What the task asks | Within the data below, state how many lines contain the string "Projections". Provide the number only.

Items from a dataset:
______

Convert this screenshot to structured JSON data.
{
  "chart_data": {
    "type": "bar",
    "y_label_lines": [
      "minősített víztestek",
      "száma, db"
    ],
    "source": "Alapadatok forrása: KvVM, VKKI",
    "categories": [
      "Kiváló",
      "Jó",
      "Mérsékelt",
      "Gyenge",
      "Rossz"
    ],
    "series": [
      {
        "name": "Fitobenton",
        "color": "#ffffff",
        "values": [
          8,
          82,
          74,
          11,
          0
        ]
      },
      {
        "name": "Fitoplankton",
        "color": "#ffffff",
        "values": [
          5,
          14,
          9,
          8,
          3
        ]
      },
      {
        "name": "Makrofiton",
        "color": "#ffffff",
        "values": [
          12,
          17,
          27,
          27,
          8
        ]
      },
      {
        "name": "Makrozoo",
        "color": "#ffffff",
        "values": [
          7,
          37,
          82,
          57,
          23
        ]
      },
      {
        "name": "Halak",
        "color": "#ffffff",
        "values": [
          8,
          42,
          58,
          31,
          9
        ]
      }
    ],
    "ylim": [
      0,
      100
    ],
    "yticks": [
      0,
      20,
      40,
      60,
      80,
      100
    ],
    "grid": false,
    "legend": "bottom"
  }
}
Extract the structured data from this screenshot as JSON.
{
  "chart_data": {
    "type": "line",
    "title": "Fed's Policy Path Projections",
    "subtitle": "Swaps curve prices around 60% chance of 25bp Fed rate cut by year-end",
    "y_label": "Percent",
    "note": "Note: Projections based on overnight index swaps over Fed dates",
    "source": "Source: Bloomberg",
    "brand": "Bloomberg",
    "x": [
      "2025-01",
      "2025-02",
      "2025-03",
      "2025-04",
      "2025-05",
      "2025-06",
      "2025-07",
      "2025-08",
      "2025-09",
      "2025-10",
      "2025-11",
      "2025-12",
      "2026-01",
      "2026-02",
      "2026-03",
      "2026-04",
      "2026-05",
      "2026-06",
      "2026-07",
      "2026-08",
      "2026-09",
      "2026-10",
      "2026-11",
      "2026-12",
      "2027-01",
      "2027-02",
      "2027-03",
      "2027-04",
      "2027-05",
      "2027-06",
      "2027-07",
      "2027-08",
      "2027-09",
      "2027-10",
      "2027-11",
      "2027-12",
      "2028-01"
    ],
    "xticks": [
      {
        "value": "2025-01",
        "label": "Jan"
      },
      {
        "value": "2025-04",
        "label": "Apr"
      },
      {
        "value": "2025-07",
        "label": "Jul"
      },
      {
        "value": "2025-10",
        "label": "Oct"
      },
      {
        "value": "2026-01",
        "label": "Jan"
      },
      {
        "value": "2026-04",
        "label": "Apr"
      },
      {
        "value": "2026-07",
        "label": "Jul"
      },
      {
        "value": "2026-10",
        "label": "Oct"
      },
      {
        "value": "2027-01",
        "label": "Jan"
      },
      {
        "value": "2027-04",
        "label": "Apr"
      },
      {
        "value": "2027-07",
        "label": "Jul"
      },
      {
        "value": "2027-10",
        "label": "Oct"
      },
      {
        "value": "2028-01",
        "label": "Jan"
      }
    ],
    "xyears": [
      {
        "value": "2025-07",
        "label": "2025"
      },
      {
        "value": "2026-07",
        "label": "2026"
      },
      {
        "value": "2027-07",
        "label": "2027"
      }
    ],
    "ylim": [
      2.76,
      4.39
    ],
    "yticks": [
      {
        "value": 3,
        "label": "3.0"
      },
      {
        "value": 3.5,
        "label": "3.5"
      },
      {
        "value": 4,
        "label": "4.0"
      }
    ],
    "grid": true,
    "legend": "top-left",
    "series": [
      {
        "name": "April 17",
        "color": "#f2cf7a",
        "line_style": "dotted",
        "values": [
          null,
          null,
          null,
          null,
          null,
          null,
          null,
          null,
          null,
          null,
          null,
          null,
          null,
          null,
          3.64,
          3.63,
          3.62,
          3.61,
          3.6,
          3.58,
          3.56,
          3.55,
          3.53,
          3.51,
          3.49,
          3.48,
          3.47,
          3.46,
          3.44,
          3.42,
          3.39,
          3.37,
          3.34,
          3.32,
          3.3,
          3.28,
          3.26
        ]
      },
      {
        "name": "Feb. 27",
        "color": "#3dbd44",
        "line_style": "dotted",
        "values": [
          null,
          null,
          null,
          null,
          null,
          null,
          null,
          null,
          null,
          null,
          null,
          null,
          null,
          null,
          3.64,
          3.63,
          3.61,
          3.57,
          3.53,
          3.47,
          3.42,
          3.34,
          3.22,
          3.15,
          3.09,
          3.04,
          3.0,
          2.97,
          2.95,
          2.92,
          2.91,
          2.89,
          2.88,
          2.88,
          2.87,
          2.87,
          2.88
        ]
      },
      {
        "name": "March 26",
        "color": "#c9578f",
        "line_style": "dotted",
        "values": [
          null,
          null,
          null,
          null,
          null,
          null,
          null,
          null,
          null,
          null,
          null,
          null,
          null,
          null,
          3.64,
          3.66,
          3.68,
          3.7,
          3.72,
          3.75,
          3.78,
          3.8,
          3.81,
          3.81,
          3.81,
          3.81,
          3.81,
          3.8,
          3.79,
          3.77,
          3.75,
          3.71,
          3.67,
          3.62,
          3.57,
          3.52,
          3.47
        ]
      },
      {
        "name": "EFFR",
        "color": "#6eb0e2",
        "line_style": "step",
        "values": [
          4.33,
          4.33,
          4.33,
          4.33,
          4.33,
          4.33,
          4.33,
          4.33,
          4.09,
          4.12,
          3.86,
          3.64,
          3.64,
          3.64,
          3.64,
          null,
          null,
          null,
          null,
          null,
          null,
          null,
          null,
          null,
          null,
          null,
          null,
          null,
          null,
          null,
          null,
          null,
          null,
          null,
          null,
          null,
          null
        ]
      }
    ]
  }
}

______

Expected output | 2